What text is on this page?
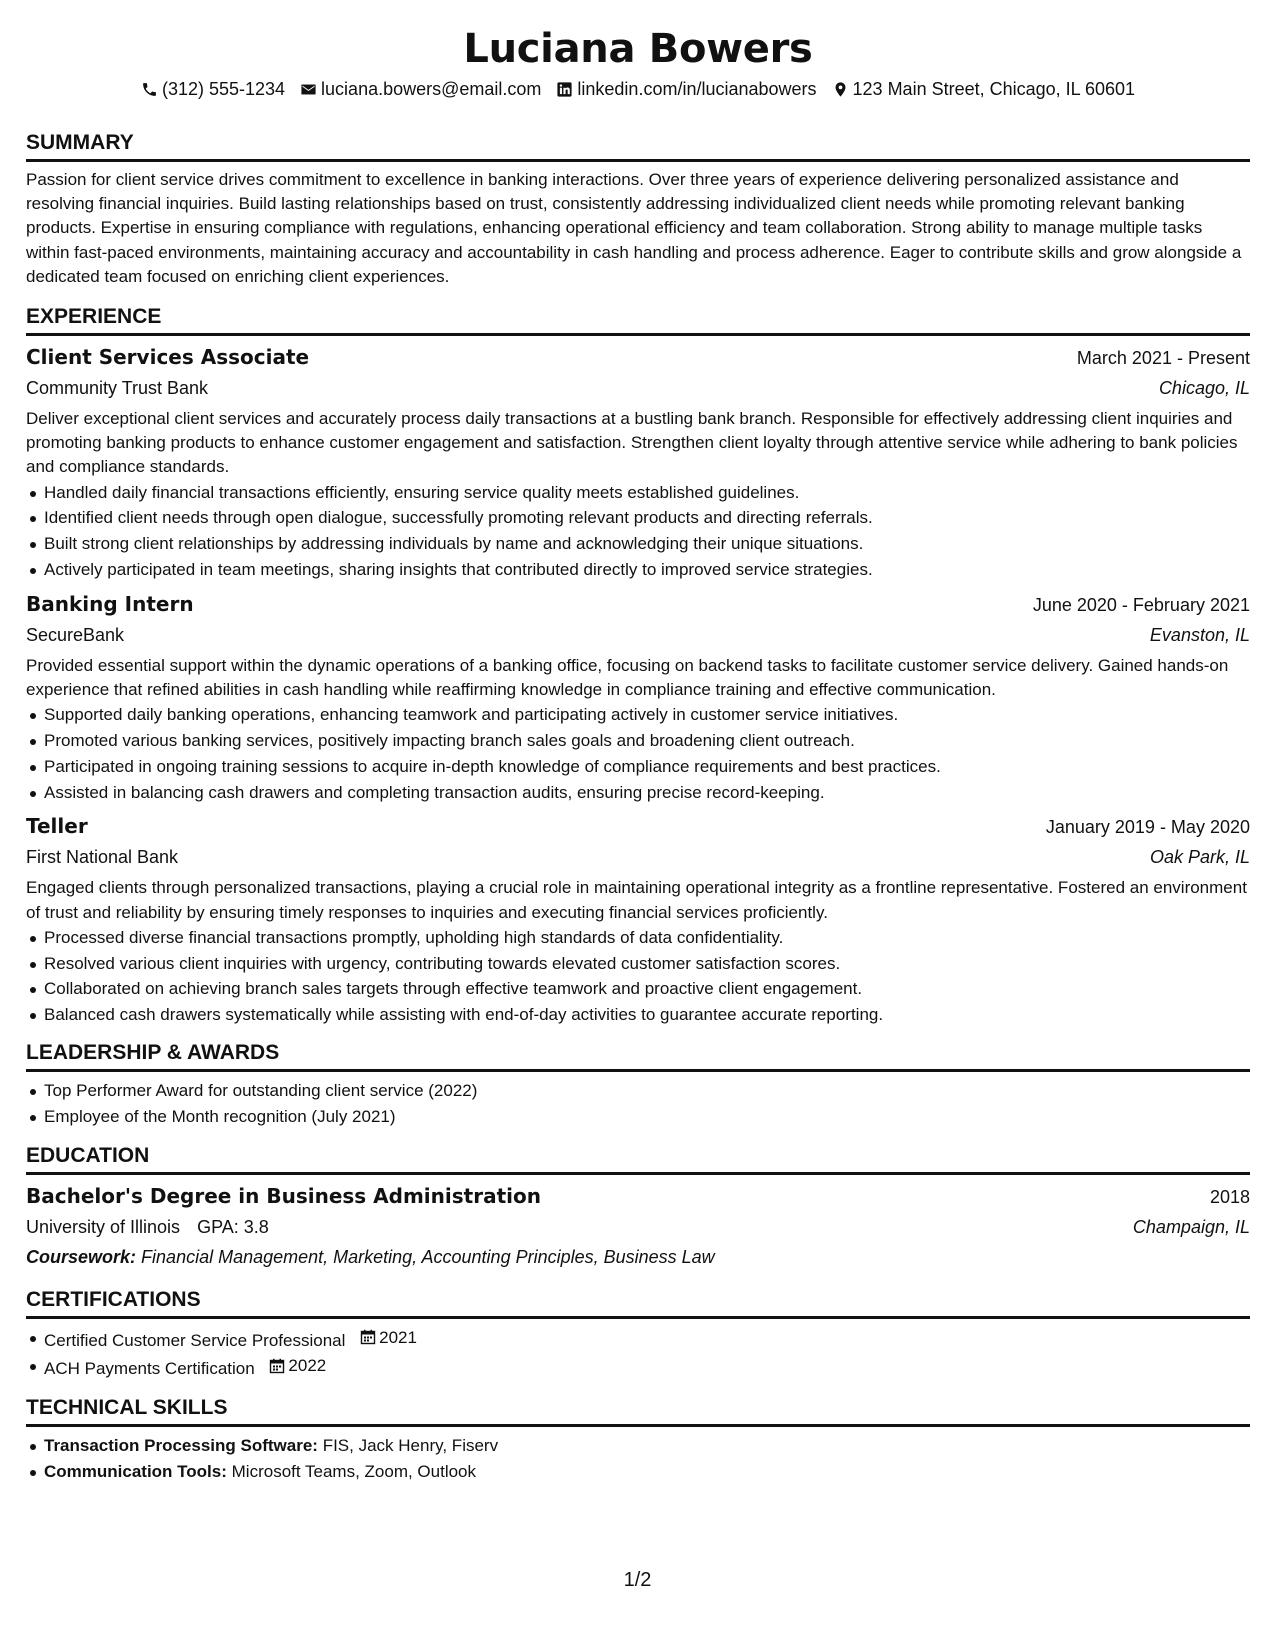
Luciana Bowers
(312) 555-1234 luciana.bowers@email.com linkedin.com/in/lucianabowers 123 Main Street, Chicago, IL 60601
SUMMARY
Passion for client service drives commitment to excellence in banking interactions. Over three years of experience delivering personalized assistance and resolving financial inquiries. Build lasting relationships based on trust, consistently addressing individualized client needs while promoting relevant banking products. Expertise in ensuring compliance with regulations, enhancing operational efficiency and team collaboration. Strong ability to manage multiple tasks within fast-paced environments, maintaining accuracy and accountability in cash handling and process adherence. Eager to contribute skills and grow alongside a dedicated team focused on enriching client experiences.
EXPERIENCE
Client Services Associate	March 2021 - Present
Community Trust Bank	Chicago, IL
Deliver exceptional client services and accurately process daily transactions at a bustling bank branch. Responsible for effectively addressing client inquiries and promoting banking products to enhance customer engagement and satisfaction. Strengthen client loyalty through attentive service while adhering to bank policies and compliance standards.
Handled daily financial transactions efficiently, ensuring service quality meets established guidelines.
Identified client needs through open dialogue, successfully promoting relevant products and directing referrals.
Built strong client relationships by addressing individuals by name and acknowledging their unique situations.
Actively participated in team meetings, sharing insights that contributed directly to improved service strategies.
Banking Intern	June 2020 - February 2021
SecureBank	Evanston, IL
Provided essential support within the dynamic operations of a banking office, focusing on backend tasks to facilitate customer service delivery. Gained hands-on experience that refined abilities in cash handling while reaffirming knowledge in compliance training and effective communication.
Supported daily banking operations, enhancing teamwork and participating actively in customer service initiatives.
Promoted various banking services, positively impacting branch sales goals and broadening client outreach.
Participated in ongoing training sessions to acquire in-depth knowledge of compliance requirements and best practices.
Assisted in balancing cash drawers and completing transaction audits, ensuring precise record-keeping.
Teller	January 2019 - May 2020
First National Bank	Oak Park, IL
Engaged clients through personalized transactions, playing a crucial role in maintaining operational integrity as a frontline representative. Fostered an environment of trust and reliability by ensuring timely responses to inquiries and executing financial services proficiently.
Processed diverse financial transactions promptly, upholding high standards of data confidentiality.
Resolved various client inquiries with urgency, contributing towards elevated customer satisfaction scores.
Collaborated on achieving branch sales targets through effective teamwork and proactive client engagement.
Balanced cash drawers systematically while assisting with end-of-day activities to guarantee accurate reporting.
LEADERSHIP & AWARDS
Top Performer Award for outstanding client service (2022)
Employee of the Month recognition (July 2021)
EDUCATION
Bachelor's Degree in Business Administration	2018
University of Illinois GPA: 3.8	Champaign, IL
Coursework: Financial Management, Marketing, Accounting Principles, Business Law
CERTIFICATIONS
Certified Customer Service Professional 2021
ACH Payments Certification 2022
TECHNICAL SKILLS
Transaction Processing Software: FIS, Jack Henry, Fiserv
Communication Tools: Microsoft Teams, Zoom, Outlook
1/2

══════════════════════════════

• Aim of the exercise:
Reproduce the data verbatim. Do not carry any picture into the copy.

• The result:
What text is on this page?
Luciana Bowers
(312) 555-1234 luciana.bowers@email.com linkedin.com/in/lucianabowers 123 Main Street, Chicago, IL 60601
SUMMARY
Passion for client service drives commitment to excellence in banking interactions. Over three years of experience delivering personalized assistance and resolving financial inquiries. Build lasting relationships based on trust, consistently addressing individualized client needs while promoting relevant banking products. Expertise in ensuring compliance with regulations, enhancing operational efficiency and team collaboration. Strong ability to manage multiple tasks within fast-paced environments, maintaining accuracy and accountability in cash handling and process adherence. Eager to contribute skills and grow alongside a dedicated team focused on enriching client experiences.
EXPERIENCE
Client Services Associate	March 2021 - Present
Community Trust Bank	Chicago, IL
Deliver exceptional client services and accurately process daily transactions at a bustling bank branch. Responsible for effectively addressing client inquiries and promoting banking products to enhance customer engagement and satisfaction. Strengthen client loyalty through attentive service while adhering to bank policies and compliance standards.
Handled daily financial transactions efficiently, ensuring service quality meets established guidelines.
Identified client needs through open dialogue, successfully promoting relevant products and directing referrals.
Built strong client relationships by addressing individuals by name and acknowledging their unique situations.
Actively participated in team meetings, sharing insights that contributed directly to improved service strategies.
Banking Intern	June 2020 - February 2021
SecureBank	Evanston, IL
Provided essential support within the dynamic operations of a banking office, focusing on backend tasks to facilitate customer service delivery. Gained hands-on experience that refined abilities in cash handling while reaffirming knowledge in compliance training and effective communication.
Supported daily banking operations, enhancing teamwork and participating actively in customer service initiatives.
Promoted various banking services, positively impacting branch sales goals and broadening client outreach.
Participated in ongoing training sessions to acquire in-depth knowledge of compliance requirements and best practices.
Assisted in balancing cash drawers and completing transaction audits, ensuring precise record-keeping.
Teller	January 2019 - May 2020
First National Bank	Oak Park, IL
Engaged clients through personalized transactions, playing a crucial role in maintaining operational integrity as a frontline representative. Fostered an environment of trust and reliability by ensuring timely responses to inquiries and executing financial services proficiently.
Processed diverse financial transactions promptly, upholding high standards of data confidentiality.
Resolved various client inquiries with urgency, contributing towards elevated customer satisfaction scores.
Collaborated on achieving branch sales targets through effective teamwork and proactive client engagement.
Balanced cash drawers systematically while assisting with end-of-day activities to guarantee accurate reporting.
LEADERSHIP & AWARDS
Top Performer Award for outstanding client service (2022)
Employee of the Month recognition (July 2021)
EDUCATION
Bachelor's Degree in Business Administration	2018
University of Illinois GPA: 3.8	Champaign, IL
Coursework: Financial Management, Marketing, Accounting Principles, Business Law
CERTIFICATIONS
Certified Customer Service Professional 2021
ACH Payments Certification 2022
TECHNICAL SKILLS
Transaction Processing Software: FIS, Jack Henry, Fiserv
Communication Tools: Microsoft Teams, Zoom, Outlook
1/2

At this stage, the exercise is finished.